Determine how many lines contain the string "letter", then reply with that figure only.

_Records provided_
________________
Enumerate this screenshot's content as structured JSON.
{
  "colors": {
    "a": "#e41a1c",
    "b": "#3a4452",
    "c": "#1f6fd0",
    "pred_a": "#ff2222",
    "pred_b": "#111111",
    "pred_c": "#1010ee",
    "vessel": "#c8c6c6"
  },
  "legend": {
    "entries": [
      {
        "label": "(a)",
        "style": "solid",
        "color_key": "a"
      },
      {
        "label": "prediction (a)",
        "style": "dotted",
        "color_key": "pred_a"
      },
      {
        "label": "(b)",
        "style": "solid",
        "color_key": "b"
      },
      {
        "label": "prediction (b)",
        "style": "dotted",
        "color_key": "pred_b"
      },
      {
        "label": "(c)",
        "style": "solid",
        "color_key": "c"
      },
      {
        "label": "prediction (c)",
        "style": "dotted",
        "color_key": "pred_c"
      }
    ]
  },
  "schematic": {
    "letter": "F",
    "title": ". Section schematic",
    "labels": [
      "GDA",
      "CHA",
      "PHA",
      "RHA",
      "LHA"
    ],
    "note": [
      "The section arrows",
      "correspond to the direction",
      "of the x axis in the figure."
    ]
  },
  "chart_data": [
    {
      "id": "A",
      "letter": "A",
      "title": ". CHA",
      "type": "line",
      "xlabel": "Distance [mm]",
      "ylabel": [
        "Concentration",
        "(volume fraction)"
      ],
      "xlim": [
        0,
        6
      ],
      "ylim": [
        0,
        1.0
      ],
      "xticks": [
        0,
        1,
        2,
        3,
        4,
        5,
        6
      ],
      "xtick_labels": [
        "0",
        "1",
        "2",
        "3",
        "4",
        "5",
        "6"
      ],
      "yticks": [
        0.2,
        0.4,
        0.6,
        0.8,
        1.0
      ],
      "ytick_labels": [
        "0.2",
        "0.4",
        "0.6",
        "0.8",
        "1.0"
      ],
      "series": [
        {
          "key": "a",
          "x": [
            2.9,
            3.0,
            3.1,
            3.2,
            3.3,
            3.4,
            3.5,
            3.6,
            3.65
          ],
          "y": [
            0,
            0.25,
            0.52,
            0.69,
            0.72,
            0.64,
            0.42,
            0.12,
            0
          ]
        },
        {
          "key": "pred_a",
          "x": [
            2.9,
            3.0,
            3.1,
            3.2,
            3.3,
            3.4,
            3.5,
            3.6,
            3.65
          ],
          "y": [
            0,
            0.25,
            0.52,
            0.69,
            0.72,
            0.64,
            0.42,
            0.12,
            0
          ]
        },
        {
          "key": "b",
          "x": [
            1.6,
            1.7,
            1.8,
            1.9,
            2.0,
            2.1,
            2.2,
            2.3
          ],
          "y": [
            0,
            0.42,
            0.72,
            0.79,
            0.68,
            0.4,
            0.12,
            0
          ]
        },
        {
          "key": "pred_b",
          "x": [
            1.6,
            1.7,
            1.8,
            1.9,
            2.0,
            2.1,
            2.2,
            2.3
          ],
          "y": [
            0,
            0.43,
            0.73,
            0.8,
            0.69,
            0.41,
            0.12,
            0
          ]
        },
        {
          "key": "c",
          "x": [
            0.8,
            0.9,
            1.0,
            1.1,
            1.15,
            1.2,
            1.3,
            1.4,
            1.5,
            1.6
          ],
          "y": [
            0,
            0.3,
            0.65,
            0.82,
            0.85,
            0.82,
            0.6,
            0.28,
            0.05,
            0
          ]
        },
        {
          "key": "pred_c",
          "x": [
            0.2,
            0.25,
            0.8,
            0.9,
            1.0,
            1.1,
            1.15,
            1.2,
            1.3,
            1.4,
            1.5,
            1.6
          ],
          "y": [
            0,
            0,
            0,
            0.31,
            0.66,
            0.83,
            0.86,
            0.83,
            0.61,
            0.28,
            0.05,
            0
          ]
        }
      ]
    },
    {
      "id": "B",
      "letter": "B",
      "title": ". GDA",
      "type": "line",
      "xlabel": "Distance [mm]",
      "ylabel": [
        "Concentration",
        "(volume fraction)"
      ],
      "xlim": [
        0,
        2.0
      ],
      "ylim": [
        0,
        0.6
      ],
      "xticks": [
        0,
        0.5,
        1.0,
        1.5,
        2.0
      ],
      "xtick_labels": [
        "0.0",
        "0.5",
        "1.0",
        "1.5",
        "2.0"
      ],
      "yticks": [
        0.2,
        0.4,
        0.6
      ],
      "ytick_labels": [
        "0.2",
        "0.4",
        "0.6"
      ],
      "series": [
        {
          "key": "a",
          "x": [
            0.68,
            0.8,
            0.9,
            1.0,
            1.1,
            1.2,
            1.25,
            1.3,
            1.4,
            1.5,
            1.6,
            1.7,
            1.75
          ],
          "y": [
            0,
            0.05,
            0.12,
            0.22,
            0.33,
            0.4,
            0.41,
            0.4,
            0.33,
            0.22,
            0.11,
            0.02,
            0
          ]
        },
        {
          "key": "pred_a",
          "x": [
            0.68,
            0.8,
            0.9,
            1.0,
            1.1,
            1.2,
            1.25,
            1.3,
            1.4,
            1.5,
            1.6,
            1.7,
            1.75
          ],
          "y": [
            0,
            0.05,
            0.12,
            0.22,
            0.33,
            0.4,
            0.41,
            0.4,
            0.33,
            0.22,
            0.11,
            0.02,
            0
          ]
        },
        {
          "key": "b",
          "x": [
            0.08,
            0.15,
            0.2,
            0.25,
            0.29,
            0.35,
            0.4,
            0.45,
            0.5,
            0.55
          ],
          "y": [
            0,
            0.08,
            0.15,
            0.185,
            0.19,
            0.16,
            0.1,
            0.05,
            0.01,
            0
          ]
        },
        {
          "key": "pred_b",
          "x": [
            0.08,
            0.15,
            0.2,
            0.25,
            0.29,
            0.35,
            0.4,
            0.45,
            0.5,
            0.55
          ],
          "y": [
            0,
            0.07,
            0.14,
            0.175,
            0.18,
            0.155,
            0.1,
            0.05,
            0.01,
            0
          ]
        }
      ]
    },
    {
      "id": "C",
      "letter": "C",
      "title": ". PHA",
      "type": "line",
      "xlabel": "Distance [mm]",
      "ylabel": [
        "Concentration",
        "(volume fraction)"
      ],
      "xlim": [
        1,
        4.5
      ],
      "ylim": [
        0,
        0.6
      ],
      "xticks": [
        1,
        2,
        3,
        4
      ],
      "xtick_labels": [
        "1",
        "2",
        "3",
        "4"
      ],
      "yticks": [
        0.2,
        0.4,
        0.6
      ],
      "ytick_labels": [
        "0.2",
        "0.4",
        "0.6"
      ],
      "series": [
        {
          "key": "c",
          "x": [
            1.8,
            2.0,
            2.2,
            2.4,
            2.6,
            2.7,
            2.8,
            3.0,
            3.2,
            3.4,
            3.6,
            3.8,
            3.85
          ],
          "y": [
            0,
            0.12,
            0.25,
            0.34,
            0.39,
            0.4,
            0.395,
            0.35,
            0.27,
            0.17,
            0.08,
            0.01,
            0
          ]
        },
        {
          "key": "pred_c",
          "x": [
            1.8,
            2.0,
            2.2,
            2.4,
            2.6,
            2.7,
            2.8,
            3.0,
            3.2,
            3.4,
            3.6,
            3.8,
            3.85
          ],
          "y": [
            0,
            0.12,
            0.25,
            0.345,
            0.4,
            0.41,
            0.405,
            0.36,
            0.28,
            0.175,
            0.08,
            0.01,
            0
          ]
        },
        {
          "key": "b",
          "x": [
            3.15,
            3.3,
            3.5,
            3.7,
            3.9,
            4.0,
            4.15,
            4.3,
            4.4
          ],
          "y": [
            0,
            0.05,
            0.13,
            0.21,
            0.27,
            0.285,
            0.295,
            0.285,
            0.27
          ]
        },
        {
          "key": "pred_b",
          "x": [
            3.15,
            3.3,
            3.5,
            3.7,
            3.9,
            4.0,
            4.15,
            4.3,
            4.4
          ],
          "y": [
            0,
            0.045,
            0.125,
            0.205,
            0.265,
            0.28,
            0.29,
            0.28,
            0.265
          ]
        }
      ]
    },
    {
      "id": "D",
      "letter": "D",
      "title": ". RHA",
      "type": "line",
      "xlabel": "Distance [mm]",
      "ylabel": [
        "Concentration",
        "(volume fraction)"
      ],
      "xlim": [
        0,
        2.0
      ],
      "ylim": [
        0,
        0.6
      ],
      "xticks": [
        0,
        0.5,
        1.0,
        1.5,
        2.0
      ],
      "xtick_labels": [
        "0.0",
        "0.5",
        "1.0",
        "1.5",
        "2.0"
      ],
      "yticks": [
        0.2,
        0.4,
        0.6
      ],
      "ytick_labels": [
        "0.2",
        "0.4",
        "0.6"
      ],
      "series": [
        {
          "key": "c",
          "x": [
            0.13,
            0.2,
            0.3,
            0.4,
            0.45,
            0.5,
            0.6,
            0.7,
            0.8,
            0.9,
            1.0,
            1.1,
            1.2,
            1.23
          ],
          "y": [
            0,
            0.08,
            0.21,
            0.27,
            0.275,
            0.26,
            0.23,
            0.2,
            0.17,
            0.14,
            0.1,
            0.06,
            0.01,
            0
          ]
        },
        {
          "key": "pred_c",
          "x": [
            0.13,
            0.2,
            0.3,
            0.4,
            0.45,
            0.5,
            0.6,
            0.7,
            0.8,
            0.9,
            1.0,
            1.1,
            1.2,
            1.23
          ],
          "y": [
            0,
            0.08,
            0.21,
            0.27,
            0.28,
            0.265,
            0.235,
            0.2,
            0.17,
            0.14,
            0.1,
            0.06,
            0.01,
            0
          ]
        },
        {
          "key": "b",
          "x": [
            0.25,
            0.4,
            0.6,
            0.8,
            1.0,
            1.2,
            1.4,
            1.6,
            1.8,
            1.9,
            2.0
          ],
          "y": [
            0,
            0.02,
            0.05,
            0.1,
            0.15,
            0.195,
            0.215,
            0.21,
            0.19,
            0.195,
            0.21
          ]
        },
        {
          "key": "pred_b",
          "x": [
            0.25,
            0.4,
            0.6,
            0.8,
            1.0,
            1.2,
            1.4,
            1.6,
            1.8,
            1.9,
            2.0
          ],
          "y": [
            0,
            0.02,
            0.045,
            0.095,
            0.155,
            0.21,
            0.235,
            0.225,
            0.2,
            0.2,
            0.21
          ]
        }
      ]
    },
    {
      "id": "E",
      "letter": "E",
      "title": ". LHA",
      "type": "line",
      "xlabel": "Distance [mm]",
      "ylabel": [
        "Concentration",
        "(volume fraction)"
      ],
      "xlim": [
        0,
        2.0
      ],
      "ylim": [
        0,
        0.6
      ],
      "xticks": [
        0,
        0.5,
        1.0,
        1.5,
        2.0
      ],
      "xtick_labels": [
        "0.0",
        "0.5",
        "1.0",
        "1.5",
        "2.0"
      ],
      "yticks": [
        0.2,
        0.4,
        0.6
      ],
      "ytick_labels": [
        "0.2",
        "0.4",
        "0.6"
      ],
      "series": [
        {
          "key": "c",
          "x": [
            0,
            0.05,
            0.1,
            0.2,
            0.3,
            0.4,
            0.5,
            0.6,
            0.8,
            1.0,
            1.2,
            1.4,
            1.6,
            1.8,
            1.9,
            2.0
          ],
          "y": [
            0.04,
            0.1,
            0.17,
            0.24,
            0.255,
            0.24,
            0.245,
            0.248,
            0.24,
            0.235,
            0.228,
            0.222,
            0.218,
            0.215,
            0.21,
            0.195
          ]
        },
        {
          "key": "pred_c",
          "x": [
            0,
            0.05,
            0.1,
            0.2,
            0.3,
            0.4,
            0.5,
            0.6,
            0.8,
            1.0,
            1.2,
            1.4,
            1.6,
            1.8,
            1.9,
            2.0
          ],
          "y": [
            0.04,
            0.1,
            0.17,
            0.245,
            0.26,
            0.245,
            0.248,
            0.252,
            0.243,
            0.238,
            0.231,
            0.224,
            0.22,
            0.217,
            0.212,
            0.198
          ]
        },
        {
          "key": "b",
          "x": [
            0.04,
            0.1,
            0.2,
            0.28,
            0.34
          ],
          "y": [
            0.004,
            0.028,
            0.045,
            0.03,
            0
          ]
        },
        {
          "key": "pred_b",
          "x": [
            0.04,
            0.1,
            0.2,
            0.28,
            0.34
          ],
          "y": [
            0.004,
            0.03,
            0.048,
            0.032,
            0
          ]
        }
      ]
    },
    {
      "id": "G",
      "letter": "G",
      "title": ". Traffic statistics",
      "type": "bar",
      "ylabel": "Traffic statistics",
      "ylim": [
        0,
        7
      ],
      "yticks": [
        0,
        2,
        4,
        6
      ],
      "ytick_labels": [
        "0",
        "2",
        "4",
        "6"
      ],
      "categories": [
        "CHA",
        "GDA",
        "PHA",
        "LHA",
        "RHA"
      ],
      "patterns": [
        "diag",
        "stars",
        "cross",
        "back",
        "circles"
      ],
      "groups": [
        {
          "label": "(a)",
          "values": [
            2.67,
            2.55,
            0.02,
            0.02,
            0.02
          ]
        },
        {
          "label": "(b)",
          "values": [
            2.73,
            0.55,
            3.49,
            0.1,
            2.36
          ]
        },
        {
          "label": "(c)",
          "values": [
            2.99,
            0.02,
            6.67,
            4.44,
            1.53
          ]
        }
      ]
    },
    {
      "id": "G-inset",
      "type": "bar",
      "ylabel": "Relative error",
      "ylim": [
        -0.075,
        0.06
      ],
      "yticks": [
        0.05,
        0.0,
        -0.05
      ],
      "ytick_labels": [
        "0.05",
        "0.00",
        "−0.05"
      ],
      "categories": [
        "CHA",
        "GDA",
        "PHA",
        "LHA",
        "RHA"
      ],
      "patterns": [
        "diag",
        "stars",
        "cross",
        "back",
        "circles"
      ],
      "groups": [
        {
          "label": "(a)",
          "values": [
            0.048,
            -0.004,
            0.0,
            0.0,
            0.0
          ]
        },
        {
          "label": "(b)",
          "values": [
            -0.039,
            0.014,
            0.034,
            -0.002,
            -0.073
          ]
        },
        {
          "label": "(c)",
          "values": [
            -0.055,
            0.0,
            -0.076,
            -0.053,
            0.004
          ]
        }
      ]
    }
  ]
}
________________
_Response below_
7